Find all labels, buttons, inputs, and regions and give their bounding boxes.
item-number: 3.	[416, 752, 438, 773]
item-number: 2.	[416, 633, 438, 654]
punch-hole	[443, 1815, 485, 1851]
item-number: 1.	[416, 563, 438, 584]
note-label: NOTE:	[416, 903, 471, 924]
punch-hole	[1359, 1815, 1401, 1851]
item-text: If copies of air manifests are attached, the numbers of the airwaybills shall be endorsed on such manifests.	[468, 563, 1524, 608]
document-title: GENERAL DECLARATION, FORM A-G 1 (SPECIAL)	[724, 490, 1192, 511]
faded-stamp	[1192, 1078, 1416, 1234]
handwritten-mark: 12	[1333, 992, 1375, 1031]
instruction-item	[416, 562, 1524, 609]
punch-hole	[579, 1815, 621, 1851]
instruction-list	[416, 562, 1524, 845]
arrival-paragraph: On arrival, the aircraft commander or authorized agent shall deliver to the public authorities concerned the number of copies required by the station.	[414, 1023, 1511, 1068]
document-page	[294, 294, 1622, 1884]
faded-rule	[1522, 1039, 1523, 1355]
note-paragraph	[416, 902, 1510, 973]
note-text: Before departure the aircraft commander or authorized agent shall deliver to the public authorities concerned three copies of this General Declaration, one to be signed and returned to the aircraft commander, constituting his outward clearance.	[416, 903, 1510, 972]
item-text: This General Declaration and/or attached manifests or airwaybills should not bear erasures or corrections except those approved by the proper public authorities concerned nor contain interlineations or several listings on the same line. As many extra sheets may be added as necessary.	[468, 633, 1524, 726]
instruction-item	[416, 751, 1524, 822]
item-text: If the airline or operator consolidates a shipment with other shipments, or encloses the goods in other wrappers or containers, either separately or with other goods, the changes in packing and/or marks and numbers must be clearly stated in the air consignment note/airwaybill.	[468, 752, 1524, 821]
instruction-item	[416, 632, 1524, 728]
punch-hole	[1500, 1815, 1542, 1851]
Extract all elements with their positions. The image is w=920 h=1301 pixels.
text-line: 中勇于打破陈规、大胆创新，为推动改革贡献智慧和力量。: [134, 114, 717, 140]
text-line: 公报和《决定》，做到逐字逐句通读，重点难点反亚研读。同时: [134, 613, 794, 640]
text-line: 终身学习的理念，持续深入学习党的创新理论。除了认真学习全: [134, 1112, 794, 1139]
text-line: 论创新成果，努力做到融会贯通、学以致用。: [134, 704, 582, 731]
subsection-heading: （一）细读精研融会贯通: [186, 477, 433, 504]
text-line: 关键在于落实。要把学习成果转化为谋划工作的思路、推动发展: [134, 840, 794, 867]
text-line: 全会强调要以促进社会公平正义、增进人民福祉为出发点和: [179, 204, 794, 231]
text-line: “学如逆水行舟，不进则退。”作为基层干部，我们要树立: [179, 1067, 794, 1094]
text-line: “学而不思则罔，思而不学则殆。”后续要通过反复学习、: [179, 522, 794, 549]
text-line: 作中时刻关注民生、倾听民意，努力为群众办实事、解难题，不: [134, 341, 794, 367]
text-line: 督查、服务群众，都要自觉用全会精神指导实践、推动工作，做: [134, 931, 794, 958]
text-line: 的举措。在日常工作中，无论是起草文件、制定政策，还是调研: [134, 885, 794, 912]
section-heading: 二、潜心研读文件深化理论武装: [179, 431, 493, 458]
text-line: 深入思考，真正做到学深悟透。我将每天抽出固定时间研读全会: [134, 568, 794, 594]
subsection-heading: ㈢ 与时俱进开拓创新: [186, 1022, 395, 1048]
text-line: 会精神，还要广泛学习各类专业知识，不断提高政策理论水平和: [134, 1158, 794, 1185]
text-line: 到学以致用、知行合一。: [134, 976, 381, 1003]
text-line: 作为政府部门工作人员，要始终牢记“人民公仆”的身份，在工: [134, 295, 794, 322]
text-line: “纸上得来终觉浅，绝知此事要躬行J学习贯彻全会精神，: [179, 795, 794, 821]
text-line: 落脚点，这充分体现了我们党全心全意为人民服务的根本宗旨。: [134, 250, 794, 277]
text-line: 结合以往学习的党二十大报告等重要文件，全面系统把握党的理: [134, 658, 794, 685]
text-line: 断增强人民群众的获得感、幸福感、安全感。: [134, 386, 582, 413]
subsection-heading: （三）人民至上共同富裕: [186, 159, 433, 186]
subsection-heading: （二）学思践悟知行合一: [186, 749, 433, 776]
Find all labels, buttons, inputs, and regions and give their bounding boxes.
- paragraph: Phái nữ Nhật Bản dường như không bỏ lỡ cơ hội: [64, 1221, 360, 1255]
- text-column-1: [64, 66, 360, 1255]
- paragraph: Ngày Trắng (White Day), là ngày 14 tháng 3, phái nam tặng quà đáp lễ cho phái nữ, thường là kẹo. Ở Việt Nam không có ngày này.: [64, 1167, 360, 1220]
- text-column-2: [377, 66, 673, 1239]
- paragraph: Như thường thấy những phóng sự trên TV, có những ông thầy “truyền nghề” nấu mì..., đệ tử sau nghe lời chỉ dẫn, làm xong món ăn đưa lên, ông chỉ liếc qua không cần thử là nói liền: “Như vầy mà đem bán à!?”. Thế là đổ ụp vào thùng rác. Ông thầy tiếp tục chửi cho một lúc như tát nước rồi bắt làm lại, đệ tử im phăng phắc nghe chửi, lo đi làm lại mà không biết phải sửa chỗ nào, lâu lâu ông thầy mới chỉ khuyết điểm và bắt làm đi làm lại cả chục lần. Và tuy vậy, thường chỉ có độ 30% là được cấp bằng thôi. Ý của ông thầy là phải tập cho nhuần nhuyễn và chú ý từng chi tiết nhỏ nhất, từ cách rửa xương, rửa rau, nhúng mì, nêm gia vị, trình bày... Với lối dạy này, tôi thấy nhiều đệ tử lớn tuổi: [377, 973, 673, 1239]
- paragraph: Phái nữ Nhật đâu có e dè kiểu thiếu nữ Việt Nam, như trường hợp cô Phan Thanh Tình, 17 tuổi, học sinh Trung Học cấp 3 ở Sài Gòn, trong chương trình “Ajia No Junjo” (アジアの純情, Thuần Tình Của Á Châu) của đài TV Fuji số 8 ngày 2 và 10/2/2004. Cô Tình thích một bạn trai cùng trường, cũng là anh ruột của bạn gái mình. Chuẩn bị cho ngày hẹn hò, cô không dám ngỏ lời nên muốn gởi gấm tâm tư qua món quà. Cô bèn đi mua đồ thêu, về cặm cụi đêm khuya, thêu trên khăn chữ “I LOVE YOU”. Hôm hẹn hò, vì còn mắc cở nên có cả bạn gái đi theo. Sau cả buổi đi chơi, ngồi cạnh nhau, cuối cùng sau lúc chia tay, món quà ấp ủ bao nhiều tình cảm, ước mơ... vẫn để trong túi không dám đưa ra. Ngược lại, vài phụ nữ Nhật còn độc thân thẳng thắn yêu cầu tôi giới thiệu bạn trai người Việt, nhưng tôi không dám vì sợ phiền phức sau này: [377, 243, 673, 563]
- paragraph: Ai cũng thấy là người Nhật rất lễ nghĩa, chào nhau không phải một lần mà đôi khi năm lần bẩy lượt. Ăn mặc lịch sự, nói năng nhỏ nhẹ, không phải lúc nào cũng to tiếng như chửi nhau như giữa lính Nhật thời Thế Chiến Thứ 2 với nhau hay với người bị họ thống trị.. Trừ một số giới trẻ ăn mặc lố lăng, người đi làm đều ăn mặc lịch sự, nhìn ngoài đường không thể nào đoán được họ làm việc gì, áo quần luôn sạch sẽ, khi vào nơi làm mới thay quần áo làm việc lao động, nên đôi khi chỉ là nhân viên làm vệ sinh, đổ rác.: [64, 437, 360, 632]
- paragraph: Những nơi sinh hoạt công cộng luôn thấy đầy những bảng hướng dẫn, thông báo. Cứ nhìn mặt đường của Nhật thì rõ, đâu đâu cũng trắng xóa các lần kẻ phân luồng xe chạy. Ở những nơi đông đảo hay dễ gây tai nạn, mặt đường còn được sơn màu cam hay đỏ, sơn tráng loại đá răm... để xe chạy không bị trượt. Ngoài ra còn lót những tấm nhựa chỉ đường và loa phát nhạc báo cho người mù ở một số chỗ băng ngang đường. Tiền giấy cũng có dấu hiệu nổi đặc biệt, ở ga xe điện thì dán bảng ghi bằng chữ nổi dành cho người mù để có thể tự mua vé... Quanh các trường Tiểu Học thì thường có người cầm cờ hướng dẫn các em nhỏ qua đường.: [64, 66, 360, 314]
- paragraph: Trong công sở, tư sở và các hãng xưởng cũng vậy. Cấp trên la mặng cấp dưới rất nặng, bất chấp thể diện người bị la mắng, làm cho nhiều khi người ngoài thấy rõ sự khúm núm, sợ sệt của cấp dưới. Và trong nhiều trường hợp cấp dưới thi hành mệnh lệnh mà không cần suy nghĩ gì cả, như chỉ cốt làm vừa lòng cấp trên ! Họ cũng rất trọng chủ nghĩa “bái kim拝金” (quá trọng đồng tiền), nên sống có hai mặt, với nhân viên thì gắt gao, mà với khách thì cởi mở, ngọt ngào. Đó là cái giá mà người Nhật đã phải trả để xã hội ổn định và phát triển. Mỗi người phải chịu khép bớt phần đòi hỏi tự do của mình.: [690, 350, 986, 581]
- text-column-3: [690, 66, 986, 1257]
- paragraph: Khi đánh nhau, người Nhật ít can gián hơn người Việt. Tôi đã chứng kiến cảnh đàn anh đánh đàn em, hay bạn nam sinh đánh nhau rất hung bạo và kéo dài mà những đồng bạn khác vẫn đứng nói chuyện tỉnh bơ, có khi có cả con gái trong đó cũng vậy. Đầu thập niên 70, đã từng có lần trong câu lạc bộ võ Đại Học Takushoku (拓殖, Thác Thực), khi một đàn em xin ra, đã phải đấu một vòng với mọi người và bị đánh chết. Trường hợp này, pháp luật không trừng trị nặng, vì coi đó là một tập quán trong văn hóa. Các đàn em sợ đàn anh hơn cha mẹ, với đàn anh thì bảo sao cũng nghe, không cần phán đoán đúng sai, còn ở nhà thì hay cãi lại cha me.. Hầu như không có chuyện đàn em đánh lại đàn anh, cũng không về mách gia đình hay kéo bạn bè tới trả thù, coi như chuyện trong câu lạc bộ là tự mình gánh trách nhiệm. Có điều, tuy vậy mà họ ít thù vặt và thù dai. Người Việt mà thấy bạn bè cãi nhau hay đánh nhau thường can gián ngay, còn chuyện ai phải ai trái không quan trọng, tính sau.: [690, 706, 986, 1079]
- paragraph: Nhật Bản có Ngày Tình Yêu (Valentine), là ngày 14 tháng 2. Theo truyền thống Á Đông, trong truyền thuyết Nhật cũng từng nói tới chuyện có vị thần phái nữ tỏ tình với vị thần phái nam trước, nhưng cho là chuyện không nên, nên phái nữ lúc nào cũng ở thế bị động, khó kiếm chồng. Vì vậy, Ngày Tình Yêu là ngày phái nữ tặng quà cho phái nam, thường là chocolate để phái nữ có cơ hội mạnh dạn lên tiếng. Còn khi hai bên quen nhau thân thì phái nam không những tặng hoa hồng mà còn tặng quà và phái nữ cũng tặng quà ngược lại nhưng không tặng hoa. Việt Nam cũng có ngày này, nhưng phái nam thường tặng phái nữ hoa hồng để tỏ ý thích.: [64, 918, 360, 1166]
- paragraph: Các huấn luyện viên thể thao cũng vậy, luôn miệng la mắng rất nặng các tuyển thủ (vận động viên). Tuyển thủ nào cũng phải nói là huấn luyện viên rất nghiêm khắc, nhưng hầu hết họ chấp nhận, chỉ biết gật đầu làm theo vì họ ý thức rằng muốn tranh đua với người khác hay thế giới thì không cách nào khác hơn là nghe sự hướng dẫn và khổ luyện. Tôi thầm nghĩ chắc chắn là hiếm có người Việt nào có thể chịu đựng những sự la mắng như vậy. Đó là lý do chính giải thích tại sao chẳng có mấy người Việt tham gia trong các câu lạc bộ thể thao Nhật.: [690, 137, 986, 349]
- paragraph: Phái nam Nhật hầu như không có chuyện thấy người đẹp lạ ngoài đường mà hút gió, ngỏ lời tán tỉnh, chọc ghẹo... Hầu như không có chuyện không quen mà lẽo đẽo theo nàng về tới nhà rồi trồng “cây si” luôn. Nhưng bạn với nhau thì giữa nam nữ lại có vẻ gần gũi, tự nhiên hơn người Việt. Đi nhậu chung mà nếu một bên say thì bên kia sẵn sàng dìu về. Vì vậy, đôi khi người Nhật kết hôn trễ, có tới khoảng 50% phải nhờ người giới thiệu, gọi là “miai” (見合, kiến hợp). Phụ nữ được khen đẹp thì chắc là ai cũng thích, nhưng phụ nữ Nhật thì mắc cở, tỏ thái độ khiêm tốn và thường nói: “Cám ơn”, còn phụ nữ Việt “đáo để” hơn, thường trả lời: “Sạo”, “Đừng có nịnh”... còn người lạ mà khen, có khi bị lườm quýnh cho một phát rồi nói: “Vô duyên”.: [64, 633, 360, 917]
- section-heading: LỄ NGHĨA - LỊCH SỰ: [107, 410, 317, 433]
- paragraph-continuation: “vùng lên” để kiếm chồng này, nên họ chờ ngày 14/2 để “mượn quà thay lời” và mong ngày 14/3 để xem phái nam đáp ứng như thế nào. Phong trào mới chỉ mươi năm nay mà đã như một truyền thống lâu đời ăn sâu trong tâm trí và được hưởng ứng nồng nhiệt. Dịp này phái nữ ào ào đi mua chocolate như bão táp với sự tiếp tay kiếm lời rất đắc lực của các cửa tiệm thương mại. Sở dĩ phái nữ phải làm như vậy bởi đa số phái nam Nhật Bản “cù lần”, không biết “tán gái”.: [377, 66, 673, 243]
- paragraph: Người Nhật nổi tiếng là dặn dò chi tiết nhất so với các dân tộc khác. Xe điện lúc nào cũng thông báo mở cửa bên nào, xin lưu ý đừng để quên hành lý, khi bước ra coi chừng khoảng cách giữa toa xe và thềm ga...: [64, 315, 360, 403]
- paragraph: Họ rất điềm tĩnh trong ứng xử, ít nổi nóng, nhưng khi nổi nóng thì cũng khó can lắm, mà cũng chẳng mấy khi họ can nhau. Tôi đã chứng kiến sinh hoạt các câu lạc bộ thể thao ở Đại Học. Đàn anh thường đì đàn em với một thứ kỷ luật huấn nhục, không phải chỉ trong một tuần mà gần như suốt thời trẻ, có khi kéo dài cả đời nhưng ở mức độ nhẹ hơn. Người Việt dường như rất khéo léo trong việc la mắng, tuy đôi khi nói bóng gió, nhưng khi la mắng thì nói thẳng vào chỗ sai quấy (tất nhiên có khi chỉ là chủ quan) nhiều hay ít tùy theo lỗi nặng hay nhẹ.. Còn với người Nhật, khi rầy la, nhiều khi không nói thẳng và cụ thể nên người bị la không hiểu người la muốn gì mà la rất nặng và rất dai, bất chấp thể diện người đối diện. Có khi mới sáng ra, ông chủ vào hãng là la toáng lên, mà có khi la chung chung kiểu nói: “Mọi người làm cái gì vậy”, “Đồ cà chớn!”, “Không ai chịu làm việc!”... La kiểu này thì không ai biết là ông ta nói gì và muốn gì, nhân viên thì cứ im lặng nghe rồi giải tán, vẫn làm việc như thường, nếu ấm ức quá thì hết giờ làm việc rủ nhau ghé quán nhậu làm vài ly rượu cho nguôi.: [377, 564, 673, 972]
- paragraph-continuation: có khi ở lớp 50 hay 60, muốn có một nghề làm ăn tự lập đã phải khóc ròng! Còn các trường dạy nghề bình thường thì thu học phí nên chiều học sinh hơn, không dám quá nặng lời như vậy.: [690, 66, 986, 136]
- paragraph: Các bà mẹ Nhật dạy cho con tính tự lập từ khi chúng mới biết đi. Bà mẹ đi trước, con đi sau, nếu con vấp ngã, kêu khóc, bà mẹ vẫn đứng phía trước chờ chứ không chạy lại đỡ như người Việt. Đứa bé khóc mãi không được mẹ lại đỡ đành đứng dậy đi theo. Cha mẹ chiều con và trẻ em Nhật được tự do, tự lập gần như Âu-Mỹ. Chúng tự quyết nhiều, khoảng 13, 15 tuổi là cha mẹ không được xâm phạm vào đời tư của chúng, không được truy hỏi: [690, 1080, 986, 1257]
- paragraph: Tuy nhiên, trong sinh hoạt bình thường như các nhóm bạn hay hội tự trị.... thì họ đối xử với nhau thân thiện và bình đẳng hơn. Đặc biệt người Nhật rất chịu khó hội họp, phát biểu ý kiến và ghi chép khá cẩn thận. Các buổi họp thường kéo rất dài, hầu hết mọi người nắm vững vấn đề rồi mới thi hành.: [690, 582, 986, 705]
-- -- --
_EXERCISE PROMPT_
Will you copy out, character for character, the part of the records that opens with the very first line and closes with the line containing "902, 1510, 973]", including both of those lines?

_RESPONSE TO THE TASK_
Find all labels, buttons, inputs, and regions and give their bounding boxes.
item-number: 3.	[416, 752, 438, 773]
item-number: 2.	[416, 633, 438, 654]
punch-hole	[443, 1815, 485, 1851]
item-number: 1.	[416, 563, 438, 584]
note-label: NOTE:	[416, 903, 471, 924]
punch-hole	[1359, 1815, 1401, 1851]
item-text: If copies of air manifests are attached, the numbers of the airwaybills shall be endorsed on such manifests.	[468, 563, 1524, 608]
document-title: GENERAL DECLARATION, FORM A-G 1 (SPECIAL)	[724, 490, 1192, 511]
faded-stamp	[1192, 1078, 1416, 1234]
handwritten-mark: 12	[1333, 992, 1375, 1031]
instruction-item	[416, 562, 1524, 609]
punch-hole	[579, 1815, 621, 1851]
instruction-list	[416, 562, 1524, 845]
arrival-paragraph: On arrival, the aircraft commander or authorized agent shall deliver to the public authorities concerned the number of copies required by the station.	[414, 1023, 1511, 1068]
document-page	[294, 294, 1622, 1884]
faded-rule	[1522, 1039, 1523, 1355]
note-paragraph	[416, 902, 1510, 973]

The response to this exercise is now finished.